### Stated exercise
Read the records and gather each line that includes "hands".

Data excerpts

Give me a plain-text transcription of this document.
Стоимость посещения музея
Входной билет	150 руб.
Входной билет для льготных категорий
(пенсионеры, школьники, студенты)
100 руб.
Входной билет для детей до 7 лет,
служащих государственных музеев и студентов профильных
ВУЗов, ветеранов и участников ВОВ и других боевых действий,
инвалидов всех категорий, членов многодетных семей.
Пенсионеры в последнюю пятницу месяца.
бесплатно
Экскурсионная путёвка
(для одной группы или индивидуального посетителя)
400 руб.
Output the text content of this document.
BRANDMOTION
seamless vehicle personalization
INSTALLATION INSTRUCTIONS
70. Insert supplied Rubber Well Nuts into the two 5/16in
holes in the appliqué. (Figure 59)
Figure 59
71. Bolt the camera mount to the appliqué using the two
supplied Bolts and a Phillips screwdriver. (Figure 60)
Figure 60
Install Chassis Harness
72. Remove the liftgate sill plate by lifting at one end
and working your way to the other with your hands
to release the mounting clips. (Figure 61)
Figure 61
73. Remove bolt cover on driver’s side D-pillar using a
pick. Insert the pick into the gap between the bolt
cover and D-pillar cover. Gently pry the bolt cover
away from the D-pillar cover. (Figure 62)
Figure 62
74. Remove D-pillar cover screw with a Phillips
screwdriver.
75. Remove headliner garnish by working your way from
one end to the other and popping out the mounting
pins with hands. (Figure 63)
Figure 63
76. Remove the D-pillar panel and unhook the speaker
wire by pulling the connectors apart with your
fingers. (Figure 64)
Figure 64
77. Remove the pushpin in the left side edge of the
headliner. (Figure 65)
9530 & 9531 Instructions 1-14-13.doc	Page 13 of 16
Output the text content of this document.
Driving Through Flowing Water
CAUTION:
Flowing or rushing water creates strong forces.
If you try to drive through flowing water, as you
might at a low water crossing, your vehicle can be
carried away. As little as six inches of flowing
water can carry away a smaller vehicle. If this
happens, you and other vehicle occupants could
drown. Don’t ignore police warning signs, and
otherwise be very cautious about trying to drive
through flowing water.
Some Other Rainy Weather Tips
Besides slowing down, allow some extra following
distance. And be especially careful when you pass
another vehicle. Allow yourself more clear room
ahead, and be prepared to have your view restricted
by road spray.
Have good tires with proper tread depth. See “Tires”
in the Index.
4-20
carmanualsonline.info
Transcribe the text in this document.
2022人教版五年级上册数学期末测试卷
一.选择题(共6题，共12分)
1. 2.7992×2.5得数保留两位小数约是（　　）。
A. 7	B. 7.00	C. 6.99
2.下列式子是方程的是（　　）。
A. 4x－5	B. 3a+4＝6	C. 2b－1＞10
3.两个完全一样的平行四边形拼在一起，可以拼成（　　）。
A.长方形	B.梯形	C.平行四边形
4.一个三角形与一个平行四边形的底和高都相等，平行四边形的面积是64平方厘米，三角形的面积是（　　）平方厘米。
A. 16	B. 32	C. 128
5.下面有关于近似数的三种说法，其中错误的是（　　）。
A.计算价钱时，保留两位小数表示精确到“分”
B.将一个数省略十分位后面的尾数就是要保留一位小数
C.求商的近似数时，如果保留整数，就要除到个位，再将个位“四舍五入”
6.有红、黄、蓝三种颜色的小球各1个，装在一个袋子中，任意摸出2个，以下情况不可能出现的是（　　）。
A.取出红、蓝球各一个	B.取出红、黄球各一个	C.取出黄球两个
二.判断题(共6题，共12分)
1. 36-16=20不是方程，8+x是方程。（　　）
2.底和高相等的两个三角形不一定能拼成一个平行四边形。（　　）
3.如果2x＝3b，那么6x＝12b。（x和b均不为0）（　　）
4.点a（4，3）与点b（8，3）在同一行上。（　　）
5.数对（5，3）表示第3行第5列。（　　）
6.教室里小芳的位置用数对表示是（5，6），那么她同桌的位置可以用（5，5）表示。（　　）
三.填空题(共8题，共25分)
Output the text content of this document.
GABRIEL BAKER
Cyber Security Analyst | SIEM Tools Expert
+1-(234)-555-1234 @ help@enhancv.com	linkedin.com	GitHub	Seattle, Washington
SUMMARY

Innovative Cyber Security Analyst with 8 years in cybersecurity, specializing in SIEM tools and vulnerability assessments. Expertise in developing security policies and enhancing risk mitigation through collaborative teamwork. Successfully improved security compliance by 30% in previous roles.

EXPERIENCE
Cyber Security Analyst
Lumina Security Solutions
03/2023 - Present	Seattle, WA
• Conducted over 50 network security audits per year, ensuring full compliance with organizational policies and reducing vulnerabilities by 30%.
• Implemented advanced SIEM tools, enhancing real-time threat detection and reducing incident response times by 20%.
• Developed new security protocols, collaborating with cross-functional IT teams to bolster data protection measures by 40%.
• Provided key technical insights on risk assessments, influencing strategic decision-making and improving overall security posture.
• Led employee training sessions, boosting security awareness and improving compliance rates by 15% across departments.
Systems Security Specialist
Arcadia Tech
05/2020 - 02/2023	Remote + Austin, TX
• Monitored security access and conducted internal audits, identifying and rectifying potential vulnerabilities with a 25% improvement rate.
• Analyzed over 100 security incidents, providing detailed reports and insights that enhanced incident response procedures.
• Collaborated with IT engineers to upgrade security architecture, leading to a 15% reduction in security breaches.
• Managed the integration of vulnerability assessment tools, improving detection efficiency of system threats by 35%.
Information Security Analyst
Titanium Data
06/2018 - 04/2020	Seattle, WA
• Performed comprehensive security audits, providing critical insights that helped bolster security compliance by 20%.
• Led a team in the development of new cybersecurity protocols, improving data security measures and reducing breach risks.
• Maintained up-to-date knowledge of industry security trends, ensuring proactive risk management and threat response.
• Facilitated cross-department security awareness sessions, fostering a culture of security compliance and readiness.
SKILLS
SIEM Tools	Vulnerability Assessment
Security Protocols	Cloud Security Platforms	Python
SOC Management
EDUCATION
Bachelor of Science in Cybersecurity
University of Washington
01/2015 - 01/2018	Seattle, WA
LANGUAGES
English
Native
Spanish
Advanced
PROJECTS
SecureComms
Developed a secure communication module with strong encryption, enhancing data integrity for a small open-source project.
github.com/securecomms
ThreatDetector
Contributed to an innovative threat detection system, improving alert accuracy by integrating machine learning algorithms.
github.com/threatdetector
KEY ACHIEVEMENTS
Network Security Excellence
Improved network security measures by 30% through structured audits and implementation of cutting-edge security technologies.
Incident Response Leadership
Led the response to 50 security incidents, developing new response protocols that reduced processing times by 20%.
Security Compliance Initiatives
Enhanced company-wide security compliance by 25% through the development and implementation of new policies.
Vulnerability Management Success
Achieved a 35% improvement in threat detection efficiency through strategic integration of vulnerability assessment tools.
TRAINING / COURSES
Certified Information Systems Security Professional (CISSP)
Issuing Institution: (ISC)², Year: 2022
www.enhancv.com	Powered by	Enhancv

### Correct answer
and working your way to the other with your hands
pins with hands. (Figure 63)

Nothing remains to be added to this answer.